* **Exercise**:
Format each line of the items below as a JSON list of strings, one string per line, with blank lines and pictures left out.

* **Data for processing**:
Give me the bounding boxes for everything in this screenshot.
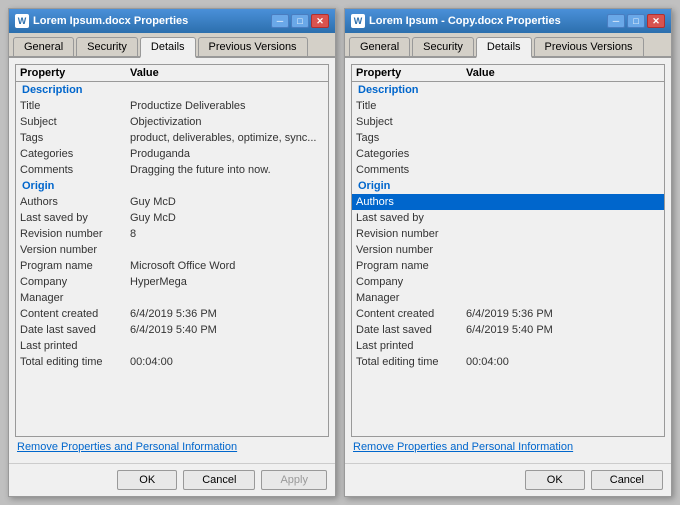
title-bar-left-1: W Lorem Ipsum.docx Properties	[15, 14, 188, 28]
tab-security-2[interactable]: Security	[412, 37, 474, 56]
table-row[interactable]: Version number	[16, 242, 328, 258]
table-header-1: Property Value	[16, 65, 328, 82]
tab-general-2[interactable]: General	[349, 37, 410, 56]
tab-details-2[interactable]: Details	[476, 37, 532, 58]
section-description-2: Description	[352, 82, 664, 98]
section-description-1: Description	[16, 82, 328, 98]
title-bar-2: W Lorem Ipsum - Copy.docx Properties ─ □…	[345, 9, 671, 33]
close-button-1[interactable]: ✕	[311, 14, 329, 28]
title-controls-1: ─ □ ✕	[271, 14, 329, 28]
table-row[interactable]: Categories Produganda	[16, 146, 328, 162]
table-row[interactable]: Categories	[352, 146, 664, 162]
apply-button-1[interactable]: Apply	[261, 470, 327, 490]
table-row[interactable]: Content created 6/4/2019 5:36 PM	[352, 306, 664, 322]
col-header-value-1: Value	[130, 67, 324, 79]
content-2: Property Value Description Title Subject…	[345, 58, 671, 463]
section-origin-1: Origin	[16, 178, 328, 194]
button-row-1: OK Cancel Apply	[9, 463, 335, 496]
col-header-value-2: Value	[466, 67, 660, 79]
table-row[interactable]: Revision number 8	[16, 226, 328, 242]
table-row[interactable]: Title	[352, 98, 664, 114]
section-origin-2: Origin	[352, 178, 664, 194]
table-scroll-2[interactable]: Property Value Description Title Subject…	[352, 65, 664, 436]
close-button-2[interactable]: ✕	[647, 14, 665, 28]
table-row[interactable]: Company	[352, 274, 664, 290]
maximize-button-1[interactable]: □	[291, 14, 309, 28]
table-scroll-1[interactable]: Property Value Description Title Product…	[16, 65, 328, 436]
table-row[interactable]: Last saved by	[352, 210, 664, 226]
table-row[interactable]: Total editing time 00:04:00	[16, 354, 328, 370]
col-header-property-2: Property	[356, 67, 466, 79]
table-row[interactable]: Comments Dragging the future into now.	[16, 162, 328, 178]
dialog-1: W Lorem Ipsum.docx Properties ─ □ ✕ Gene…	[8, 8, 336, 497]
tab-general-1[interactable]: General	[13, 37, 74, 56]
ok-button-2[interactable]: OK	[525, 470, 585, 490]
property-table-2: Property Value Description Title Subject…	[351, 64, 665, 437]
ok-button-1[interactable]: OK	[117, 470, 177, 490]
minimize-button-1[interactable]: ─	[271, 14, 289, 28]
tab-previous-versions-1[interactable]: Previous Versions	[198, 37, 308, 56]
content-1: Property Value Description Title Product…	[9, 58, 335, 463]
table-row[interactable]: Manager	[16, 290, 328, 306]
table-row[interactable]: Content created 6/4/2019 5:36 PM	[16, 306, 328, 322]
cancel-button-2[interactable]: Cancel	[591, 470, 663, 490]
tab-security-1[interactable]: Security	[76, 37, 138, 56]
tab-bar-2: General Security Details Previous Versio…	[345, 33, 671, 58]
tab-previous-versions-2[interactable]: Previous Versions	[534, 37, 644, 56]
button-row-2: OK Cancel	[345, 463, 671, 496]
table-row[interactable]: Company HyperMega	[16, 274, 328, 290]
property-table-1: Property Value Description Title Product…	[15, 64, 329, 437]
title-controls-2: ─ □ ✕	[607, 14, 665, 28]
title-bar-1: W Lorem Ipsum.docx Properties ─ □ ✕	[9, 9, 335, 33]
title-bar-left-2: W Lorem Ipsum - Copy.docx Properties	[351, 14, 561, 28]
table-row[interactable]: Comments	[352, 162, 664, 178]
table-row[interactable]: Last printed	[16, 338, 328, 354]
table-row[interactable]: Version number	[352, 242, 664, 258]
table-row[interactable]: Tags	[352, 130, 664, 146]
col-header-property-1: Property	[20, 67, 130, 79]
table-row[interactable]: Date last saved 6/4/2019 5:40 PM	[16, 322, 328, 338]
table-row[interactable]: Date last saved 6/4/2019 5:40 PM	[352, 322, 664, 338]
table-row[interactable]: Subject Objectivization	[16, 114, 328, 130]
table-row[interactable]: Title Productize Deliverables	[16, 98, 328, 114]
tab-details-1[interactable]: Details	[140, 37, 196, 58]
table-header-2: Property Value	[352, 65, 664, 82]
table-row[interactable]: Program name	[352, 258, 664, 274]
table-row[interactable]: Program name Microsoft Office Word	[16, 258, 328, 274]
table-row[interactable]: Last printed	[352, 338, 664, 354]
remove-properties-link-1[interactable]: Remove Properties and Personal Informati…	[15, 437, 329, 457]
doc-icon-1: W	[15, 14, 29, 28]
cancel-button-1[interactable]: Cancel	[183, 470, 255, 490]
maximize-button-2[interactable]: □	[627, 14, 645, 28]
table-row[interactable]: Revision number	[352, 226, 664, 242]
table-row[interactable]: Manager	[352, 290, 664, 306]
doc-icon-2: W	[351, 14, 365, 28]
table-row[interactable]: Authors Guy McD	[16, 194, 328, 210]
minimize-button-2[interactable]: ─	[607, 14, 625, 28]
dialog-title-2: Lorem Ipsum - Copy.docx Properties	[369, 15, 561, 27]
table-row[interactable]: Total editing time 00:04:00	[352, 354, 664, 370]
tab-bar-1: General Security Details Previous Versio…	[9, 33, 335, 58]
dialog-2: W Lorem Ipsum - Copy.docx Properties ─ □…	[344, 8, 672, 497]
table-row[interactable]: Last saved by Guy McD	[16, 210, 328, 226]
remove-properties-link-2[interactable]: Remove Properties and Personal Informati…	[351, 437, 665, 457]
table-row[interactable]: Subject	[352, 114, 664, 130]
table-row-authors-selected[interactable]: Authors	[352, 194, 664, 210]
dialog-title-1: Lorem Ipsum.docx Properties	[33, 15, 188, 27]
table-row[interactable]: Tags product, deliverables, optimize, sy…	[16, 130, 328, 146]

* **Result of the task**:
[
  "Give me the bounding boxes for everything in this screenshot.",
  "title-bar-left-1: W Lorem Ipsum.docx Properties\t[15, 14, 188, 28]",
  "tab-security-2[interactable]: Security\t[412, 37, 474, 56]",
  "table-row[interactable]: Version number\t[16, 242, 328, 258]",
  "table-header-1: Property Value\t[16, 65, 328, 82]",
  "tab-general-2[interactable]: General\t[349, 37, 410, 56]",
  "tab-details-2[interactable]: Details\t[476, 37, 532, 58]",
  "section-description-2: Description\t[352, 82, 664, 98]",
  "section-description-1: Description\t[16, 82, 328, 98]",
  "title-bar-2: W Lorem Ipsum - Copy.docx Properties ─ □…\t[345, 9, 671, 33]",
  "close-button-1[interactable]: ✕\t[311, 14, 329, 28]",
  "title-controls-1: ─ □ ✕\t[271, 14, 329, 28]",
  "table-row[interactable]: Categories Produganda\t[16, 146, 328, 162]",
  "table-row[interactable]: Categories\t[352, 146, 664, 162]",
  "apply-button-1[interactable]: Apply\t[261, 470, 327, 490]",
  "table-row[interactable]: Content created 6/4/2019 5:36 PM\t[352, 306, 664, 322]",
  "col-header-value-1: Value\t[130, 67, 324, 79]",
  "content-2: Property Value Description Title Subject…\t[345, 58, 671, 463]",
  "section-origin-1: Origin\t[16, 178, 328, 194]",
  "button-row-1: OK Cancel Apply\t[9, 463, 335, 496]",
  "col-header-value-2: Value\t[466, 67, 660, 79]",
  "table-row[interactable]: Revision number 8\t[16, 226, 328, 242]",
  "table-row[interactable]: Title\t[352, 98, 664, 114]",
  "section-origin-2: Origin\t[352, 178, 664, 194]",
  "table-scroll-2[interactable]: Property Value Description Title Subject…\t[352, 65, 664, 436]",
  "close-button-2[interactable]: ✕\t[647, 14, 665, 28]",
  "table-row[interactable]: Company\t[352, 274, 664, 290]",
  "maximize-button-1[interactable]: □\t[291, 14, 309, 28]",
  "table-scroll-1[interactable]: Property Value Description Title Product…\t[16, 65, 328, 436]",
  "table-row[interactable]: Last saved by\t[352, 210, 664, 226]",
  "table-row[interactable]: Total editing time 00:04:00\t[16, 354, 328, 370]",
  "col-header-property-2: Property\t[356, 67, 466, 79]",
  "table-row[interactable]: Comments Dragging the future into now.\t[16, 162, 328, 178]",
  "dialog-1: W Lorem Ipsum.docx Properties ─ □ ✕ Gene…\t[8, 8, 336, 497]",
  "tab-general-1[interactable]: General\t[13, 37, 74, 56]",
  "ok-button-2[interactable]: OK\t[525, 470, 585, 490]",
  "property-table-2: Property Value Description Title Subject…\t[351, 64, 665, 437]",
  "ok-button-1[interactable]: OK\t[117, 470, 177, 490]",
  "minimize-button-1[interactable]: ─\t[271, 14, 289, 28]",
  "tab-previous-versions-1[interactable]: Previous Versions\t[198, 37, 308, 56]",
  "content-1: Property Value Description Title Product…\t[9, 58, 335, 463]",
  "table-row[interactable]: Manager\t[16, 290, 328, 306]",
  "table-row[interactable]: Content created 6/4/2019 5:36 PM\t[16, 306, 328, 322]",
  "cancel-button-2[interactable]: Cancel\t[591, 470, 663, 490]",
  "tab-security-1[interactable]: Security\t[76, 37, 138, 56]",
  "tab-bar-2: General Security Details Previous Versio…\t[345, 33, 671, 58]",
  "tab-previous-versions-2[interactable]: Previous Versions\t[534, 37, 644, 56]",
  "button-row-2: OK Cancel\t[345, 463, 671, 496]",
  "table-row[interactable]: Company HyperMega\t[16, 274, 328, 290]",
  "property-table-1: Property Value Description Title Product…\t[15, 64, 329, 437]",
  "title-controls-2: ─ □ ✕\t[607, 14, 665, 28]",
  "title-bar-1: W Lorem Ipsum.docx Properties ─ □ ✕\t[9, 9, 335, 33]",
  "title-bar-left-2: W Lorem Ipsum - Copy.docx Properties\t[351, 14, 561, 28]",
  "table-row[interactable]: Comments\t[352, 162, 664, 178]",
  "table-row[interactable]: Last printed\t[16, 338, 328, 354]",
  "table-row[interactable]: Version number\t[352, 242, 664, 258]",
  "table-row[interactable]: Tags\t[352, 130, 664, 146]",
  "col-header-property-1: Property\t[20, 67, 130, 79]",
  "table-row[interactable]: Date last saved 6/4/2019 5:40 PM\t[16, 322, 328, 338]",
  "table-row[interactable]: Date last saved 6/4/2019 5:40 PM\t[352, 322, 664, 338]",
  "table-row[interactable]: Subject Objectivization\t[16, 114, 328, 130]",
  "table-row[interactable]: Title Productize Deliverables\t[16, 98, 328, 114]",
  "tab-details-1[interactable]: Details\t[140, 37, 196, 58]",
  "table-header-2: Property Value\t[352, 65, 664, 82]",
  "table-row[interactable]: Program name\t[352, 258, 664, 274]",
  "table-row[interactable]: Program name Microsoft Office Word\t[16, 258, 328, 274]",
  "table-row[interactable]: Last printed\t[352, 338, 664, 354]",
  "remove-properties-link-1[interactable]: Remove Properties and Personal Informati…\t[15, 437, 329, 457]",
  "doc-icon-1: W\t[15, 14, 29, 28]",
  "cancel-button-1[interactable]: Cancel\t[183, 470, 255, 490]",
  "maximize-button-2[interactable]: □\t[627, 14, 645, 28]",
  "table-row[interactable]: Revision number\t[352, 226, 664, 242]",
  "table-row[interactable]: Manager\t[352, 290, 664, 306]",
  "doc-icon-2: W\t[351, 14, 365, 28]",
  "table-row[interactable]: Authors Guy McD\t[16, 194, 328, 210]",
  "minimize-button-2[interactable]: ─\t[607, 14, 625, 28]",
  "dialog-title-2: Lorem Ipsum - Copy.docx Properties\t[369, 15, 561, 27]",
  "table-row[interactable]: Total editing time 00:04:00\t[352, 354, 664, 370]",
  "tab-bar-1: General Security Details Previous Versio…\t[9, 33, 335, 58]",
  "dialog-2: W Lorem Ipsum - Copy.docx Properties ─ □…\t[344, 8, 672, 497]",
  "table-row[interactable]: Last saved by Guy McD\t[16, 210, 328, 226]",
  "remove-properties-link-2[interactable]: Remove Properties and Personal Informati…\t[351, 437, 665, 457]",
  "table-row[interactable]: Subject\t[352, 114, 664, 130]",
  "table-row-authors-selected[interactable]: Authors\t[352, 194, 664, 210]",
  "dialog-title-1: Lorem Ipsum.docx Properties\t[33, 15, 188, 27]",
  "table-row[interactable]: Tags product, deliverables, optimize, sy…\t[16, 130, 328, 146]"
]